◆ **DESCRIPTION OF THE TASK**
Go through the records and extract every line with the word "Sample".

<<<<

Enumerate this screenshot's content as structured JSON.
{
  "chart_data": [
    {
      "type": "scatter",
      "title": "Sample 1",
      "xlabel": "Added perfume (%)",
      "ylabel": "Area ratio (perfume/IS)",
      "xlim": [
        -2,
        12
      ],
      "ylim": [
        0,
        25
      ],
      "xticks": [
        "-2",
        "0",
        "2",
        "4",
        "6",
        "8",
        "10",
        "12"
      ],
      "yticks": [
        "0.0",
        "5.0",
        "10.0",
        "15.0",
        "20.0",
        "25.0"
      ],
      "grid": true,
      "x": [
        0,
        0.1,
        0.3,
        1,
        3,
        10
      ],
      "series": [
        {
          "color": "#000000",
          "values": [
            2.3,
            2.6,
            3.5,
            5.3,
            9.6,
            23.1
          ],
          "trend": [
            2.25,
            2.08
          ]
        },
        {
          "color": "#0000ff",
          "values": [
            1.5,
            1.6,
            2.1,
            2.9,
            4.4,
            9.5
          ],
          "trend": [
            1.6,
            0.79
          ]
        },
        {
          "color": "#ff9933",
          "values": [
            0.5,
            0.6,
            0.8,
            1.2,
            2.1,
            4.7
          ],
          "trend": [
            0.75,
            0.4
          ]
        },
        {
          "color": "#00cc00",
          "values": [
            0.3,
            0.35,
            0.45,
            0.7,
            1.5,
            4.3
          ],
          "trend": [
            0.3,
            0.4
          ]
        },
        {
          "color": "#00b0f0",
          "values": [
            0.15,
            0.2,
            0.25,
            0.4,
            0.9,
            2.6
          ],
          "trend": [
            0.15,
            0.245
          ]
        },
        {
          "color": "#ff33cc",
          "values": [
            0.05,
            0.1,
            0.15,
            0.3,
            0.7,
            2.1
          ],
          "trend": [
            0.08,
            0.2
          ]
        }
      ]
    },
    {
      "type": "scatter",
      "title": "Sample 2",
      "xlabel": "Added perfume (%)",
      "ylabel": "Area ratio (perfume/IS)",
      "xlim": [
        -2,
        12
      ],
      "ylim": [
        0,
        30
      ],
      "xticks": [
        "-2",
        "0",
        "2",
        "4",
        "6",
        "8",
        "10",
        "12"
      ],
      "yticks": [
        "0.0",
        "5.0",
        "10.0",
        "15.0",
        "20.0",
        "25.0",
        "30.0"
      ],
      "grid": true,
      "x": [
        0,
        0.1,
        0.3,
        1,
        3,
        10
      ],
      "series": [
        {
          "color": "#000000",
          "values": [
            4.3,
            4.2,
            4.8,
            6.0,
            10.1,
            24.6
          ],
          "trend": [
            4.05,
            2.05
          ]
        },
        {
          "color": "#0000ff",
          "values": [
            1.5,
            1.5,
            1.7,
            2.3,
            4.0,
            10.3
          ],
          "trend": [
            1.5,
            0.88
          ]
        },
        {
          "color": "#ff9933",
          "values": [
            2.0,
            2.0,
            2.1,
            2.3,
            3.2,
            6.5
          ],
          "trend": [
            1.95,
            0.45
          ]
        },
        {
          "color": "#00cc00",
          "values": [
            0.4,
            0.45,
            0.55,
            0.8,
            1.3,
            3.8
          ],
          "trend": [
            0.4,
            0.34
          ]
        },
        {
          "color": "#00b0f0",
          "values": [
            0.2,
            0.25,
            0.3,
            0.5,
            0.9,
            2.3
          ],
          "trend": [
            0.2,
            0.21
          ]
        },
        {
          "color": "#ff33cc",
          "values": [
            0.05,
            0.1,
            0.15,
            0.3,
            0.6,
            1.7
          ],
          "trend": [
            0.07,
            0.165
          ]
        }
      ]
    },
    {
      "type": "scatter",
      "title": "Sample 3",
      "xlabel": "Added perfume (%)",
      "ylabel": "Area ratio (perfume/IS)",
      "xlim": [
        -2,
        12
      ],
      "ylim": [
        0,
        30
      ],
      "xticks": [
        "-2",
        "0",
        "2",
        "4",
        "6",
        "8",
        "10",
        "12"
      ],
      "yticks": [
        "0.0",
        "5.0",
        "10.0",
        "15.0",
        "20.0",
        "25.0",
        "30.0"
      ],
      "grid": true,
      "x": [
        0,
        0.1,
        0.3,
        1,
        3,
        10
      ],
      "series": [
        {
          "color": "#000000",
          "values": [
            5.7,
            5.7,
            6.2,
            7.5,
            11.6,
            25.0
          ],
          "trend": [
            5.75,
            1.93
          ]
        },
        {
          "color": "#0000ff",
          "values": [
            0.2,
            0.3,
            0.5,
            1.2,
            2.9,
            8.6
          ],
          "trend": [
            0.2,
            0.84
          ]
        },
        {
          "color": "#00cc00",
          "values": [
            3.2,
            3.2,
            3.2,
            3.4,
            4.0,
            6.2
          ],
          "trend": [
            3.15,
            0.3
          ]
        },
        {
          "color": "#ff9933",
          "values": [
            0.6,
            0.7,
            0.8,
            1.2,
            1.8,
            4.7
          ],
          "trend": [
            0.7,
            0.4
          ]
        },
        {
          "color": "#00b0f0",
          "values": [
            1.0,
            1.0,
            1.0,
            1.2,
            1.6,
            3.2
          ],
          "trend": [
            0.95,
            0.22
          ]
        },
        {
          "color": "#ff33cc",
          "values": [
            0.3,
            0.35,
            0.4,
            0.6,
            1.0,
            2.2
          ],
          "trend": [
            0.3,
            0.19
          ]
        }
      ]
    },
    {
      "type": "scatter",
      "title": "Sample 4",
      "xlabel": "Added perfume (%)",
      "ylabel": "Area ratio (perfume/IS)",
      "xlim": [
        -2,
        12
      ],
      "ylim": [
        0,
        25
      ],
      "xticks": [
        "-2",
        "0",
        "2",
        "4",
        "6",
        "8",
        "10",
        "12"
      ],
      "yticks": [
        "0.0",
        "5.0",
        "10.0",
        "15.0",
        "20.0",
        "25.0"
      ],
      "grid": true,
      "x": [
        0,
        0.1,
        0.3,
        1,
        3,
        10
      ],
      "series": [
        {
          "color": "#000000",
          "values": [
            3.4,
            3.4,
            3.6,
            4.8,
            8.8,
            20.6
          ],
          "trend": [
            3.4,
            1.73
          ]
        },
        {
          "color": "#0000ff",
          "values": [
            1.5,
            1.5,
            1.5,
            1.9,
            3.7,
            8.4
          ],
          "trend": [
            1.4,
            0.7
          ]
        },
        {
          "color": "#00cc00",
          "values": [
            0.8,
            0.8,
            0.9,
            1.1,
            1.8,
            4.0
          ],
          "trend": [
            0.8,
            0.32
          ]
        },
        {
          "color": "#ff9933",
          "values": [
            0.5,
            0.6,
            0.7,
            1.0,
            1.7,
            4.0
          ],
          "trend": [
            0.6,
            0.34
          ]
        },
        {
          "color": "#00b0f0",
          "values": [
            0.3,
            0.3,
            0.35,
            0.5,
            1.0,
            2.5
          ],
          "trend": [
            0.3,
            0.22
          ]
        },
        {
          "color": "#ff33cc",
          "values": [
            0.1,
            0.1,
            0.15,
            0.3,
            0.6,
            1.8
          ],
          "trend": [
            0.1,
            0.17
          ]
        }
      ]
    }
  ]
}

>>>>

◆ **PROBLEM SOLUTION**
      "title": "Sample 1",
      "title": "Sample 2",
      "title": "Sample 3",
      "title": "Sample 4",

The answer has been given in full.